● **To do**: Copy each line in which the string "label" occurs.
· · · · · · ·
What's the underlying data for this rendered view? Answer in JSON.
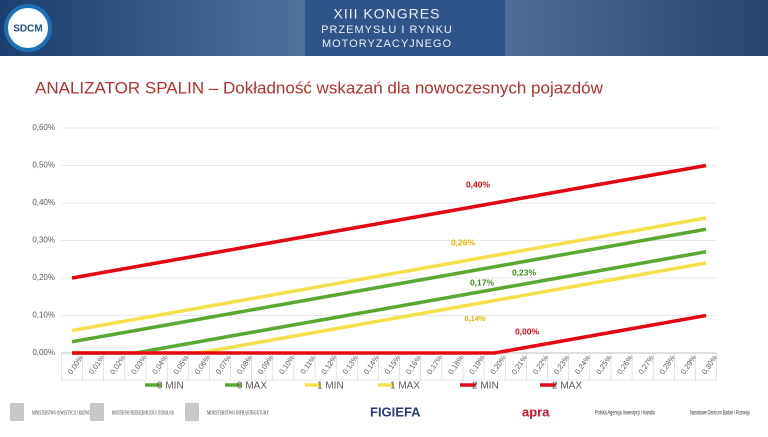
{
  "header": {
    "logo": "SDCM",
    "title_lines": [
      "XIII KONGRES",
      "PRZEMYSŁU I RYNKU",
      "MOTORYZACYJNEGO"
    ]
  },
  "footer": {
    "logos": [
      "MINISTERSTWO INWESTYCJI I ROZWOJU",
      "MINISTERSTWO PRZEDSIĘBIORCZOŚCI I TECHNOLOGII",
      "MINISTERSTWO INFRASTRUKTURY",
      "FIGIEFA",
      "apra",
      "Polska Agencja Inwestycji i Handlu",
      "Narodowe Centrum Badań i Rozwoju"
    ]
  },
  "chart_data": {
    "type": "line",
    "title": "ANALIZATOR SPALIN – Dokładność wskazań dla nowoczesnych pojazdów",
    "categories": [
      "0,00%",
      "0,01%",
      "0,02%",
      "0,03%",
      "0,04%",
      "0,05%",
      "0,06%",
      "0,07%",
      "0,08%",
      "0,09%",
      "0,10%",
      "0,11%",
      "0,12%",
      "0,13%",
      "0,14%",
      "0,15%",
      "0,16%",
      "0,17%",
      "0,18%",
      "0,19%",
      "0,20%",
      "0,21%",
      "0,22%",
      "0,23%",
      "0,24%",
      "0,25%",
      "0,26%",
      "0,27%",
      "0,28%",
      "0,29%",
      "0,30%"
    ],
    "series": [
      {
        "name": "0 MIN",
        "color": "#5aa832",
        "values": [
          0,
          0,
          0,
          0,
          0.01,
          0.02,
          0.03,
          0.04,
          0.05,
          0.06,
          0.07,
          0.08,
          0.09,
          0.1,
          0.11,
          0.12,
          0.13,
          0.14,
          0.15,
          0.16,
          0.17,
          0.18,
          0.19,
          0.2,
          0.21,
          0.22,
          0.23,
          0.24,
          0.25,
          0.26,
          0.27
        ]
      },
      {
        "name": "0 MAX",
        "color": "#5aa832",
        "values": [
          0.03,
          0.04,
          0.05,
          0.06,
          0.07,
          0.08,
          0.09,
          0.1,
          0.11,
          0.12,
          0.13,
          0.14,
          0.15,
          0.16,
          0.17,
          0.18,
          0.19,
          0.2,
          0.21,
          0.22,
          0.23,
          0.24,
          0.25,
          0.26,
          0.27,
          0.28,
          0.29,
          0.3,
          0.31,
          0.32,
          0.33
        ]
      },
      {
        "name": "1 MIN",
        "color": "#f4e04d",
        "values": [
          0,
          0,
          0,
          0,
          0,
          0,
          0,
          0.01,
          0.02,
          0.03,
          0.04,
          0.05,
          0.06,
          0.07,
          0.08,
          0.09,
          0.1,
          0.11,
          0.12,
          0.13,
          0.14,
          0.15,
          0.16,
          0.17,
          0.18,
          0.19,
          0.2,
          0.21,
          0.22,
          0.23,
          0.24
        ]
      },
      {
        "name": "1 MAX",
        "color": "#f4e04d",
        "values": [
          0.06,
          0.07,
          0.08,
          0.09,
          0.1,
          0.11,
          0.12,
          0.13,
          0.14,
          0.15,
          0.16,
          0.17,
          0.18,
          0.19,
          0.2,
          0.21,
          0.22,
          0.23,
          0.24,
          0.25,
          0.26,
          0.27,
          0.28,
          0.29,
          0.3,
          0.31,
          0.32,
          0.33,
          0.34,
          0.35,
          0.36
        ]
      },
      {
        "name": "2 MIN",
        "color": "#e30613",
        "values": [
          0,
          0,
          0,
          0,
          0,
          0,
          0,
          0,
          0,
          0,
          0,
          0,
          0,
          0,
          0,
          0,
          0,
          0,
          0,
          0,
          0,
          0.01,
          0.02,
          0.03,
          0.04,
          0.05,
          0.06,
          0.07,
          0.08,
          0.09,
          0.1
        ]
      },
      {
        "name": "2 MAX",
        "color": "#e30613",
        "values": [
          0.2,
          0.21,
          0.22,
          0.23,
          0.24,
          0.25,
          0.26,
          0.27,
          0.28,
          0.29,
          0.3,
          0.31,
          0.32,
          0.33,
          0.34,
          0.35,
          0.36,
          0.37,
          0.38,
          0.39,
          0.4,
          0.41,
          0.42,
          0.43,
          0.44,
          0.45,
          0.46,
          0.47,
          0.48,
          0.49,
          0.5
        ]
      }
    ],
    "ylim": [
      0,
      0.6
    ],
    "yticks": [
      {
        "value": 0,
        "label": "0,00%"
      },
      {
        "value": 0.1,
        "label": "0,10%"
      },
      {
        "value": 0.2,
        "label": "0,20%"
      },
      {
        "value": 0.3,
        "label": "0,30%"
      },
      {
        "value": 0.4,
        "label": "0,40%"
      },
      {
        "value": 0.5,
        "label": "0,50%"
      },
      {
        "value": 0.6,
        "label": "0,60%"
      }
    ],
    "annotations": [
      {
        "text": "0,40%",
        "color": "#e30613"
      },
      {
        "text": "0,26%",
        "color": "#e3b400"
      },
      {
        "text": "0,23%",
        "color": "#3d8a1e"
      },
      {
        "text": "0,17%",
        "color": "#3d8a1e"
      },
      {
        "text": "0,14%",
        "color": "#e3b400"
      },
      {
        "text": "0,00%",
        "color": "#e30613"
      }
    ]
  }
}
· · · · · · ·
● **Written solution**:
        "label": "0,00%"
        "label": "0,10%"
        "label": "0,20%"
        "label": "0,30%"
        "label": "0,40%"
        "label": "0,50%"
        "label": "0,60%"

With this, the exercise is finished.